=== THE REQUEST ===
All of the data should be output character for character, except the pictures.

━━━━━ EXTRACTED ENTRIES

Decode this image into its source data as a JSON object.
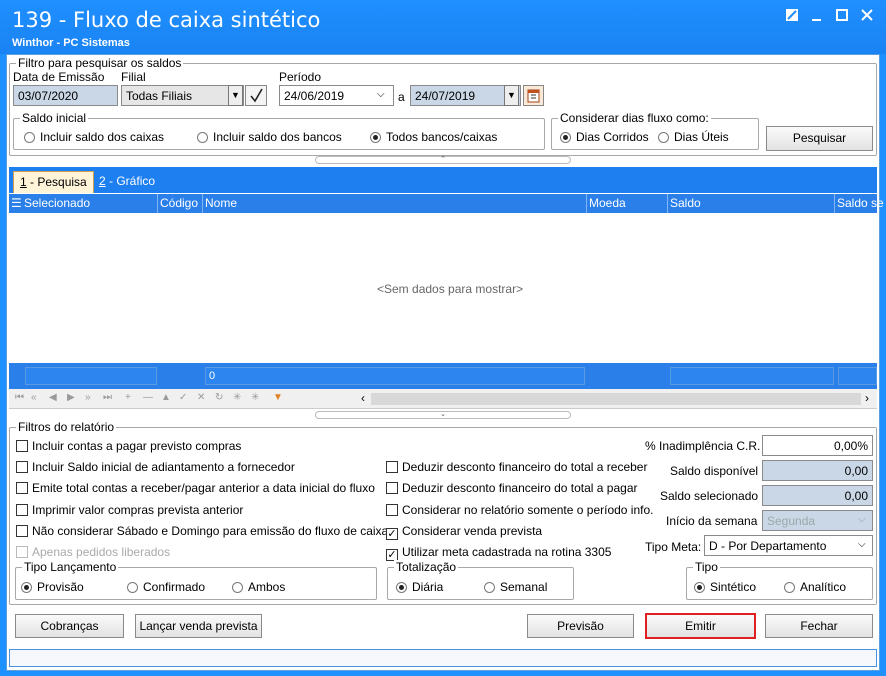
{
  "window": {
    "title": "139 - Fluxo de caixa sintético",
    "subtitle": "Winthor - PC Sistemas"
  },
  "filtro": {
    "group_label": "Filtro para pesquisar os saldos",
    "data_emissao_label": "Data de Emissão",
    "data_emissao_value": "03/07/2020",
    "filial_label": "Filial",
    "filial_value": "Todas Filiais",
    "periodo_label": "Período",
    "periodo_inicio": "24/06/2019",
    "periodo_sep": "a",
    "periodo_fim": "24/07/2019",
    "saldo_inicial_label": "Saldo inicial",
    "saldo_opcoes": [
      "Incluir saldo dos caixas",
      "Incluir saldo dos bancos",
      "Todos bancos/caixas"
    ],
    "saldo_selecionado": 2,
    "dias_label": "Considerar dias fluxo como:",
    "dias_opcoes": [
      "Dias Corridos",
      "Dias Úteis"
    ],
    "dias_selecionado": 0,
    "pesquisar_label": "Pesquisar"
  },
  "tabs": [
    {
      "num": "1",
      "label": " - Pesquisa"
    },
    {
      "num": "2",
      "label": " - Gráfico"
    }
  ],
  "grid": {
    "columns": [
      "Selecionado",
      "Código",
      "Nome",
      "Moeda",
      "Saldo",
      "Saldo se"
    ],
    "empty_text": "<Sem dados para mostrar>",
    "footer_value": "0"
  },
  "relatorio": {
    "group_label": "Filtros do relatório",
    "checks_left": [
      {
        "label": "Incluir contas a pagar previsto compras",
        "checked": false,
        "disabled": false
      },
      {
        "label": "Incluir Saldo inicial de adiantamento a fornecedor",
        "checked": false,
        "disabled": false
      },
      {
        "label": "Emite total contas a receber/pagar anterior a data inicial do fluxo",
        "checked": false,
        "disabled": false
      },
      {
        "label": "Imprimir valor compras prevista anterior",
        "checked": false,
        "disabled": false
      },
      {
        "label": "Não considerar Sábado e Domingo para emissão do fluxo de caixa",
        "checked": false,
        "disabled": false
      },
      {
        "label": "Apenas pedidos liberados",
        "checked": false,
        "disabled": true
      }
    ],
    "checks_mid": [
      {
        "label": "Deduzir desconto financeiro do total a receber",
        "checked": false
      },
      {
        "label": "Deduzir desconto financeiro do total a pagar",
        "checked": false
      },
      {
        "label": "Considerar no relatório somente o período info.",
        "checked": false
      },
      {
        "label": "Considerar venda prevista",
        "checked": true
      },
      {
        "label": "Utilizar meta cadastrada na rotina 3305",
        "checked": true
      }
    ],
    "inadimplencia_label": "% Inadimplência C.R.",
    "inadimplencia_value": "0,00%",
    "saldo_disp_label": "Saldo disponível",
    "saldo_disp_value": "0,00",
    "saldo_sel_label": "Saldo selecionado",
    "saldo_sel_value": "0,00",
    "inicio_semana_label": "Início da semana",
    "inicio_semana_value": "Segunda",
    "tipo_meta_label": "Tipo Meta:",
    "tipo_meta_value": "D - Por Departamento",
    "tipo_lanc_label": "Tipo Lançamento",
    "tipo_lanc_opcoes": [
      "Provisão",
      "Confirmado",
      "Ambos"
    ],
    "tipo_lanc_sel": 0,
    "totalizacao_label": "Totalização",
    "totalizacao_opcoes": [
      "Diária",
      "Semanal"
    ],
    "totalizacao_sel": 0,
    "tipo_label": "Tipo",
    "tipo_opcoes": [
      "Sintético",
      "Analítico"
    ],
    "tipo_sel": 0
  },
  "buttons": {
    "cobrancas": "Cobranças",
    "lancar": "Lançar venda prevista",
    "previsao": "Previsão",
    "emitir": "Emitir",
    "fechar": "Fechar"
  },
  "colors": {
    "title_blue": "#1f8fff",
    "highlight_red": "#e02020"
  }
}
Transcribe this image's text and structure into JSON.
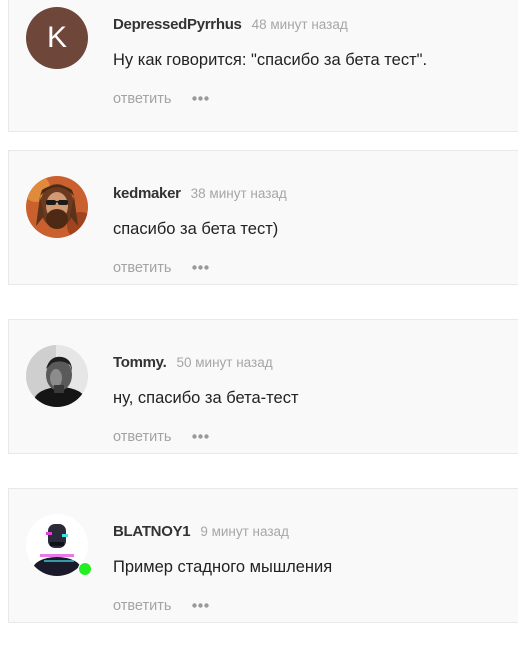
{
  "comments": [
    {
      "avatar_letter": "K",
      "author": "DepressedPyrrhus",
      "time": "48 минут назад",
      "text": "Ну как говорится: \"спасибо за бета тест\".",
      "reply_label": "ответить",
      "more_icon": "ellipsis-icon"
    },
    {
      "author": "kedmaker",
      "time": "38 минут назад",
      "text": "спасибо за бета тест)",
      "reply_label": "ответить",
      "more_icon": "ellipsis-icon"
    },
    {
      "author": "Tommy.",
      "time": "50 минут назад",
      "text": "ну, спасибо за бета-тест",
      "reply_label": "ответить",
      "more_icon": "ellipsis-icon"
    },
    {
      "author": "BLATNOY1",
      "time": "9 минут назад",
      "text": "Пример стадного мышления",
      "reply_label": "ответить",
      "more_icon": "ellipsis-icon",
      "online": true
    }
  ],
  "colors": {
    "author": "#333333",
    "time": "#a6a6a6",
    "reply": "#a3a3a3",
    "online": "#22ee22",
    "letter_avatar_bg": "#6e463a"
  }
}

━━━━━━━━━━

=== ANSWER TO THE PROBLEM ===
Decode this image into its source data as a JSON object.
{
  "window": {
    "title": "139 - Fluxo de caixa sintético",
    "subtitle": "Winthor - PC Sistemas"
  },
  "filtro": {
    "group_label": "Filtro para pesquisar os saldos",
    "data_emissao_label": "Data de Emissão",
    "data_emissao_value": "03/07/2020",
    "filial_label": "Filial",
    "filial_value": "Todas Filiais",
    "periodo_label": "Período",
    "periodo_inicio": "24/06/2019",
    "periodo_sep": "a",
    "periodo_fim": "24/07/2019",
    "saldo_inicial_label": "Saldo inicial",
    "saldo_opcoes": [
      "Incluir saldo dos caixas",
      "Incluir saldo dos bancos",
      "Todos bancos/caixas"
    ],
    "saldo_selecionado": 2,
    "dias_label": "Considerar dias fluxo como:",
    "dias_opcoes": [
      "Dias Corridos",
      "Dias Úteis"
    ],
    "dias_selecionado": 0,
    "pesquisar_label": "Pesquisar"
  },
  "tabs": [
    {
      "num": "1",
      "label": " - Pesquisa"
    },
    {
      "num": "2",
      "label": " - Gráfico"
    }
  ],
  "grid": {
    "columns": [
      "Selecionado",
      "Código",
      "Nome",
      "Moeda",
      "Saldo",
      "Saldo se"
    ],
    "empty_text": "<Sem dados para mostrar>",
    "footer_value": "0"
  },
  "relatorio": {
    "group_label": "Filtros do relatório",
    "checks_left": [
      {
        "label": "Incluir contas a pagar previsto compras",
        "checked": false,
        "disabled": false
      },
      {
        "label": "Incluir Saldo inicial de adiantamento a fornecedor",
        "checked": false,
        "disabled": false
      },
      {
        "label": "Emite total contas a receber/pagar anterior a data inicial do fluxo",
        "checked": false,
        "disabled": false
      },
      {
        "label": "Imprimir valor compras prevista anterior",
        "checked": false,
        "disabled": false
      },
      {
        "label": "Não considerar Sábado e Domingo para emissão do fluxo de caixa",
        "checked": false,
        "disabled": false
      },
      {
        "label": "Apenas pedidos liberados",
        "checked": false,
        "disabled": true
      }
    ],
    "checks_mid": [
      {
        "label": "Deduzir desconto financeiro do total a receber",
        "checked": false
      },
      {
        "label": "Deduzir desconto financeiro do total a pagar",
        "checked": false
      },
      {
        "label": "Considerar no relatório somente o período info.",
        "checked": false
      },
      {
        "label": "Considerar venda prevista",
        "checked": true
      },
      {
        "label": "Utilizar meta cadastrada na rotina 3305",
        "checked": true
      }
    ],
    "inadimplencia_label": "% Inadimplência C.R.",
    "inadimplencia_value": "0,00%",
    "saldo_disp_label": "Saldo disponível",
    "saldo_disp_value": "0,00",
    "saldo_sel_label": "Saldo selecionado",
    "saldo_sel_value": "0,00",
    "inicio_semana_label": "Início da semana",
    "inicio_semana_value": "Segunda",
    "tipo_meta_label": "Tipo Meta:",
    "tipo_meta_value": "D - Por Departamento",
    "tipo_lanc_label": "Tipo Lançamento",
    "tipo_lanc_opcoes": [
      "Provisão",
      "Confirmado",
      "Ambos"
    ],
    "tipo_lanc_sel": 0,
    "totalizacao_label": "Totalização",
    "totalizacao_opcoes": [
      "Diária",
      "Semanal"
    ],
    "totalizacao_sel": 0,
    "tipo_label": "Tipo",
    "tipo_opcoes": [
      "Sintético",
      "Analítico"
    ],
    "tipo_sel": 0
  },
  "buttons": {
    "cobrancas": "Cobranças",
    "lancar": "Lançar venda prevista",
    "previsao": "Previsão",
    "emitir": "Emitir",
    "fechar": "Fechar"
  },
  "colors": {
    "title_blue": "#1f8fff",
    "highlight_red": "#e02020"
  }
}
Transcribe this image's text and structure into JSON.
{
  "comments": [
    {
      "avatar_letter": "K",
      "author": "DepressedPyrrhus",
      "time": "48 минут назад",
      "text": "Ну как говорится: \"спасибо за бета тест\".",
      "reply_label": "ответить",
      "more_icon": "ellipsis-icon"
    },
    {
      "author": "kedmaker",
      "time": "38 минут назад",
      "text": "спасибо за бета тест)",
      "reply_label": "ответить",
      "more_icon": "ellipsis-icon"
    },
    {
      "author": "Tommy.",
      "time": "50 минут назад",
      "text": "ну, спасибо за бета-тест",
      "reply_label": "ответить",
      "more_icon": "ellipsis-icon"
    },
    {
      "author": "BLATNOY1",
      "time": "9 минут назад",
      "text": "Пример стадного мышления",
      "reply_label": "ответить",
      "more_icon": "ellipsis-icon",
      "online": true
    }
  ],
  "colors": {
    "author": "#333333",
    "time": "#a6a6a6",
    "reply": "#a3a3a3",
    "online": "#22ee22",
    "letter_avatar_bg": "#6e463a"
  }
}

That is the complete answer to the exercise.